-- OBJECTIVE --
Work out how many lines hold "yakaladık". Give the number and nothing else.

(Data records)
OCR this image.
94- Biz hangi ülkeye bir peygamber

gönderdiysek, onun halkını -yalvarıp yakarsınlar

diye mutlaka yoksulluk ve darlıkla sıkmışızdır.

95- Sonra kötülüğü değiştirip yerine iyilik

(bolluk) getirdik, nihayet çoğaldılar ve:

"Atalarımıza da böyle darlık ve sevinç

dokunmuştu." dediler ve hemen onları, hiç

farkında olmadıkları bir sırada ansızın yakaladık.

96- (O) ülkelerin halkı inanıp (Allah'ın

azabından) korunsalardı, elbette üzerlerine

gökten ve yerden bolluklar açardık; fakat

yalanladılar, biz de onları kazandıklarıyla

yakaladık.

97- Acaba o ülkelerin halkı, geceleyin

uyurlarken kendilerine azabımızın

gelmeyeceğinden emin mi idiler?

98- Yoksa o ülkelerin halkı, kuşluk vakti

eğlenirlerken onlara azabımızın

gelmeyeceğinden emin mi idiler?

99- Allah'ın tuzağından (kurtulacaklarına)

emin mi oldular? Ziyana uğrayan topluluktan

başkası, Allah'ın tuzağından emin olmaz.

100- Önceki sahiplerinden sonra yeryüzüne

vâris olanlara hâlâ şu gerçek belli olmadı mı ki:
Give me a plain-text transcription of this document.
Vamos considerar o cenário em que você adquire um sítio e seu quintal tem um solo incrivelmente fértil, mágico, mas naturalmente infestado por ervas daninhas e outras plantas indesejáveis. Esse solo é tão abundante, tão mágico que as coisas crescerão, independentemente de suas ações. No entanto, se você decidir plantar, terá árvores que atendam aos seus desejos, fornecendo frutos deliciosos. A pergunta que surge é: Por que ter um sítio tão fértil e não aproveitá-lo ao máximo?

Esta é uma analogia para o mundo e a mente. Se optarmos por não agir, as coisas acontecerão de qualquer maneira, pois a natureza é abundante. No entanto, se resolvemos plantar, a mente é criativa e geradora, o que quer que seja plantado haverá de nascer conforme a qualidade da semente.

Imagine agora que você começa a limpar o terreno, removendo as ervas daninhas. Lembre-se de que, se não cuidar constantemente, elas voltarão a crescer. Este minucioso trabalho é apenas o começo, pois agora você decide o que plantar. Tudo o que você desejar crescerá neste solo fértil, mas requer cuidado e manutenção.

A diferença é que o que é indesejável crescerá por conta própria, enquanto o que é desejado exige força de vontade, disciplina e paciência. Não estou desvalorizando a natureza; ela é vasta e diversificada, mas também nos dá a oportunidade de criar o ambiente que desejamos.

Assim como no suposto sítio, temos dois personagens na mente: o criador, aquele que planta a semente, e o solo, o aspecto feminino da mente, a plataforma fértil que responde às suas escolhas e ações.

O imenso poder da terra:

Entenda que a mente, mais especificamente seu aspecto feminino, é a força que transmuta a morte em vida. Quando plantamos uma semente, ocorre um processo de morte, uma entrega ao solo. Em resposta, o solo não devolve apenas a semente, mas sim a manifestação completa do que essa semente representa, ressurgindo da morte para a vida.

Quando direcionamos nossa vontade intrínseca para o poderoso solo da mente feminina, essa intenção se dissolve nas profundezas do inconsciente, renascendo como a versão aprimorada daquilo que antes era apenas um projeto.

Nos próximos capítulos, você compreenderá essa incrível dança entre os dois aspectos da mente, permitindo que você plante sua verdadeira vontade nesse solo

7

-- EXERCISE OUTPUT --
2